_THE INPUT_
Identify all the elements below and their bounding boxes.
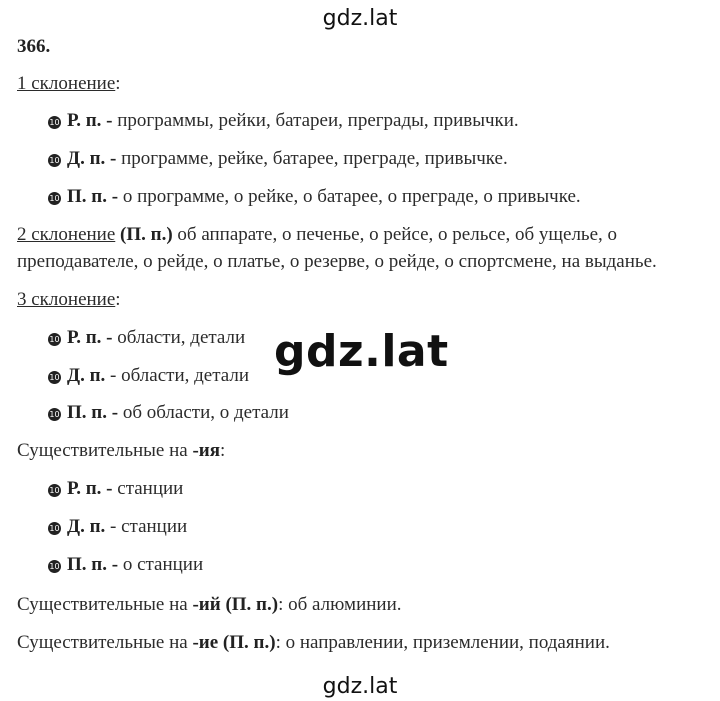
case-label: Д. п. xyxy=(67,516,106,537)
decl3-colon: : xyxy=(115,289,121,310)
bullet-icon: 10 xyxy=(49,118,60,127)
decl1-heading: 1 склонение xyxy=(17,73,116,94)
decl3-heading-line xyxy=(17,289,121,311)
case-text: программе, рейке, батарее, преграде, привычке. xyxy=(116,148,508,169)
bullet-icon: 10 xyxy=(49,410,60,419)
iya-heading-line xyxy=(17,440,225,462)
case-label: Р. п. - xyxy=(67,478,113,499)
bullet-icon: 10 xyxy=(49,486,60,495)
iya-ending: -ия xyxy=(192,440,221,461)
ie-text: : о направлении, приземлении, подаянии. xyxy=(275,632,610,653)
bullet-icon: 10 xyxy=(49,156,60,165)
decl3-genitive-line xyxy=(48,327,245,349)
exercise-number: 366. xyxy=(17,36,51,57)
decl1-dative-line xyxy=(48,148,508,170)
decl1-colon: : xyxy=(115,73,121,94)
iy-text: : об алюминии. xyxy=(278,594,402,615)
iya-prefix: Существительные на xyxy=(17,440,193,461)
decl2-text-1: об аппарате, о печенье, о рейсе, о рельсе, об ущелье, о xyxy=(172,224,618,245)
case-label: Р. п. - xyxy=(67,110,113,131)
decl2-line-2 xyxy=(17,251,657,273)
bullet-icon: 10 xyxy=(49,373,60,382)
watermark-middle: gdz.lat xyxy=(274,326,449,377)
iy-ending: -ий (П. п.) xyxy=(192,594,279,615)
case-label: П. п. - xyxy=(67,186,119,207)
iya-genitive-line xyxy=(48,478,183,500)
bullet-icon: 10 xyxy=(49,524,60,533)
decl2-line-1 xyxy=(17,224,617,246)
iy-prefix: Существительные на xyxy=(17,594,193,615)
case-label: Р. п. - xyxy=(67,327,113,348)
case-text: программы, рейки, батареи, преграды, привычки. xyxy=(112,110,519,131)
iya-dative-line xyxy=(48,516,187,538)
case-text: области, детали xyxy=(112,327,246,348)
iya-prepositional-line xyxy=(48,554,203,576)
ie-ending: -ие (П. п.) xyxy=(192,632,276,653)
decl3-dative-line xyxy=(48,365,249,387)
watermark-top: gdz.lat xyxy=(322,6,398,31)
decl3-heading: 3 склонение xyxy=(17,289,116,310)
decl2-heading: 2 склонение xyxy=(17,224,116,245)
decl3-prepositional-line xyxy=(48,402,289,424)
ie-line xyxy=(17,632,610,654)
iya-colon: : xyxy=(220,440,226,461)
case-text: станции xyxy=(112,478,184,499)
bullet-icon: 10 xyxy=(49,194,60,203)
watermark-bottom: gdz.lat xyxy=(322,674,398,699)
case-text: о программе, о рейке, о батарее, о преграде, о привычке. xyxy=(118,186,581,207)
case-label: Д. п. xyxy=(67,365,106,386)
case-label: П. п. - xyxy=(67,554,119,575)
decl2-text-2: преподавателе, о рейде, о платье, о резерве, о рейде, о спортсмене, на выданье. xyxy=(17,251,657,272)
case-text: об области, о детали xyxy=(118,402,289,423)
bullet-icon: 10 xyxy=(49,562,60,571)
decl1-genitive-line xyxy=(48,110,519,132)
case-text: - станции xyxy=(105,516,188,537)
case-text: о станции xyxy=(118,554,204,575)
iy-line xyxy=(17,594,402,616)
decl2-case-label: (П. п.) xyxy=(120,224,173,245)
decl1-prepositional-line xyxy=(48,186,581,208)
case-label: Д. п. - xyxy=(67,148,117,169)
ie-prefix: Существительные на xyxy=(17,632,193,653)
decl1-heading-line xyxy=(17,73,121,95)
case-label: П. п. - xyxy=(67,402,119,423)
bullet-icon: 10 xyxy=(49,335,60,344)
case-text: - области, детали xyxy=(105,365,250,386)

_TO DO_
Return every row above verbatim, without the pictures.

_FINAL RESULT_
Identify all the elements below and their bounding boxes.
case-label: Д. п. xyxy=(67,516,106,537)
decl3-colon: : xyxy=(115,289,121,310)
bullet-icon: 10 xyxy=(49,118,60,127)
decl1-heading: 1 склонение xyxy=(17,73,116,94)
decl3-heading-line xyxy=(17,289,121,311)
case-text: программе, рейке, батарее, преграде, привычке. xyxy=(116,148,508,169)
bullet-icon: 10 xyxy=(49,410,60,419)
iya-heading-line xyxy=(17,440,225,462)
case-label: Р. п. - xyxy=(67,478,113,499)
bullet-icon: 10 xyxy=(49,486,60,495)
iya-ending: -ия xyxy=(192,440,221,461)
ie-text: : о направлении, приземлении, подаянии. xyxy=(275,632,610,653)
bullet-icon: 10 xyxy=(49,156,60,165)
decl3-genitive-line xyxy=(48,327,245,349)
exercise-number: 366. xyxy=(17,36,51,57)
decl1-dative-line xyxy=(48,148,508,170)
decl1-colon: : xyxy=(115,73,121,94)
iy-text: : об алюминии. xyxy=(278,594,402,615)
iya-prefix: Существительные на xyxy=(17,440,193,461)
decl2-text-1: об аппарате, о печенье, о рейсе, о рельсе, об ущелье, о xyxy=(172,224,618,245)
case-label: Р. п. - xyxy=(67,110,113,131)
decl2-line-2 xyxy=(17,251,657,273)
bullet-icon: 10 xyxy=(49,373,60,382)
watermark-middle: gdz.lat xyxy=(274,326,449,377)
iy-ending: -ий (П. п.) xyxy=(192,594,279,615)
case-label: П. п. - xyxy=(67,186,119,207)
iya-genitive-line xyxy=(48,478,183,500)
bullet-icon: 10 xyxy=(49,524,60,533)
decl2-line-1 xyxy=(17,224,617,246)
iy-prefix: Существительные на xyxy=(17,594,193,615)
case-label: Р. п. - xyxy=(67,327,113,348)
case-text: программы, рейки, батареи, преграды, привычки. xyxy=(112,110,519,131)
iya-dative-line xyxy=(48,516,187,538)
case-text: области, детали xyxy=(112,327,246,348)
iya-prepositional-line xyxy=(48,554,203,576)
ie-ending: -ие (П. п.) xyxy=(192,632,276,653)
decl3-dative-line xyxy=(48,365,249,387)
watermark-top: gdz.lat xyxy=(322,6,398,31)
decl3-heading: 3 склонение xyxy=(17,289,116,310)
decl2-heading: 2 склонение xyxy=(17,224,116,245)
decl3-prepositional-line xyxy=(48,402,289,424)
ie-line xyxy=(17,632,610,654)
iya-colon: : xyxy=(220,440,226,461)
case-text: станции xyxy=(112,478,184,499)
bullet-icon: 10 xyxy=(49,194,60,203)
watermark-bottom: gdz.lat xyxy=(322,674,398,699)
case-text: о программе, о рейке, о батарее, о преграде, о привычке. xyxy=(118,186,581,207)
case-label: Д. п. xyxy=(67,365,106,386)
case-label: П. п. - xyxy=(67,554,119,575)
decl2-text-2: преподавателе, о рейде, о платье, о резерве, о рейде, о спортсмене, на выданье. xyxy=(17,251,657,272)
case-text: об области, о детали xyxy=(118,402,289,423)
bullet-icon: 10 xyxy=(49,562,60,571)
decl1-genitive-line xyxy=(48,110,519,132)
case-text: - станции xyxy=(105,516,188,537)
case-text: о станции xyxy=(118,554,204,575)
iy-line xyxy=(17,594,402,616)
decl2-case-label: (П. п.) xyxy=(120,224,173,245)
decl1-prepositional-line xyxy=(48,186,581,208)
case-label: Д. п. - xyxy=(67,148,117,169)
ie-prefix: Существительные на xyxy=(17,632,193,653)
decl1-heading-line xyxy=(17,73,121,95)
case-label: П. п. - xyxy=(67,402,119,423)
bullet-icon: 10 xyxy=(49,335,60,344)
case-text: - области, детали xyxy=(105,365,250,386)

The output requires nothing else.